__Goal__. Give the entries back exactly, dropping each image.
○ ○ ○ ○
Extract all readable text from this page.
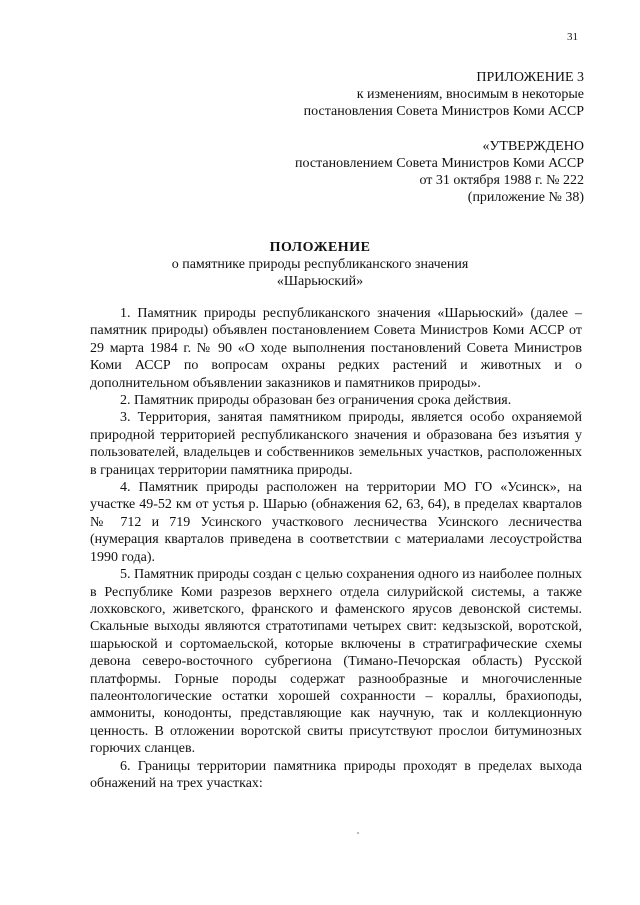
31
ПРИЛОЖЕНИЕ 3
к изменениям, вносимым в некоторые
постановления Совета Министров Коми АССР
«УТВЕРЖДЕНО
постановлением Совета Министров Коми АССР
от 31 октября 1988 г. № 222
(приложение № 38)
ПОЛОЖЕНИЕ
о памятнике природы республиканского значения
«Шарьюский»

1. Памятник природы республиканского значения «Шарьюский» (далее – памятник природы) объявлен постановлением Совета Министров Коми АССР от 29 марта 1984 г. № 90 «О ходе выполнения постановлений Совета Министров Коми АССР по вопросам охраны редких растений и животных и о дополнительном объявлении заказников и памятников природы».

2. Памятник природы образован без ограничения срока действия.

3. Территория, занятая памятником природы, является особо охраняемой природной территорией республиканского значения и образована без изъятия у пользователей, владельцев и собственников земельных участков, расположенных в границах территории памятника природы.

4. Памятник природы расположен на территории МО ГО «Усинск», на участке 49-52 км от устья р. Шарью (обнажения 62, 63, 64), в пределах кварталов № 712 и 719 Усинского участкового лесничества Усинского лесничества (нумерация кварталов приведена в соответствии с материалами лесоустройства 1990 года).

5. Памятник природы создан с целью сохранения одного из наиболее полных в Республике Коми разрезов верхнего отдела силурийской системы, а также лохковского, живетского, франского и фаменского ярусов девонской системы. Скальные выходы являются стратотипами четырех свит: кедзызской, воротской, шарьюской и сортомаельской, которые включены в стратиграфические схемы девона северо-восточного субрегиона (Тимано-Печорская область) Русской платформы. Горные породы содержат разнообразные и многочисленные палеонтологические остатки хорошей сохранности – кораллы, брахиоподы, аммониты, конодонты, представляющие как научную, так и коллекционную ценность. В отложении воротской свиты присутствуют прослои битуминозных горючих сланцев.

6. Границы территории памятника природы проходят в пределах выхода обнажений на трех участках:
○ ○ ○ ○
__Result for this exercise__.
Extract all readable text from this page.
31
ПРИЛОЖЕНИЕ 3
к изменениям, вносимым в некоторые
постановления Совета Министров Коми АССР
«УТВЕРЖДЕНО
постановлением Совета Министров Коми АССР
от 31 октября 1988 г. № 222
(приложение № 38)
ПОЛОЖЕНИЕ
о памятнике природы республиканского значения
«Шарьюский»

1. Памятник природы республиканского значения «Шарьюский» (далее – памятник природы) объявлен постановлением Совета Министров Коми АССР от 29 марта 1984 г. № 90 «О ходе выполнения постановлений Совета Министров Коми АССР по вопросам охраны редких растений и животных и о дополнительном объявлении заказников и памятников природы».

2. Памятник природы образован без ограничения срока действия.

3. Территория, занятая памятником природы, является особо охраняемой природной территорией республиканского значения и образована без изъятия у пользователей, владельцев и собственников земельных участков, расположенных в границах территории памятника природы.

4. Памятник природы расположен на территории МО ГО «Усинск», на участке 49-52 км от устья р. Шарью (обнажения 62, 63, 64), в пределах кварталов № 712 и 719 Усинского участкового лесничества Усинского лесничества (нумерация кварталов приведена в соответствии с материалами лесоустройства 1990 года).

5. Памятник природы создан с целью сохранения одного из наиболее полных в Республике Коми разрезов верхнего отдела силурийской системы, а также лохковского, живетского, франского и фаменского ярусов девонской системы. Скальные выходы являются стратотипами четырех свит: кедзызской, воротской, шарьюской и сортомаельской, которые включены в стратиграфические схемы девона северо-восточного субрегиона (Тимано-Печорская область) Русской платформы. Горные породы содержат разнообразные и многочисленные палеонтологические остатки хорошей сохранности – кораллы, брахиоподы, аммониты, конодонты, представляющие как научную, так и коллекционную ценность. В отложении воротской свиты присутствуют прослои битуминозных горючих сланцев.

6. Границы территории памятника природы проходят в пределах выхода обнажений на трех участках:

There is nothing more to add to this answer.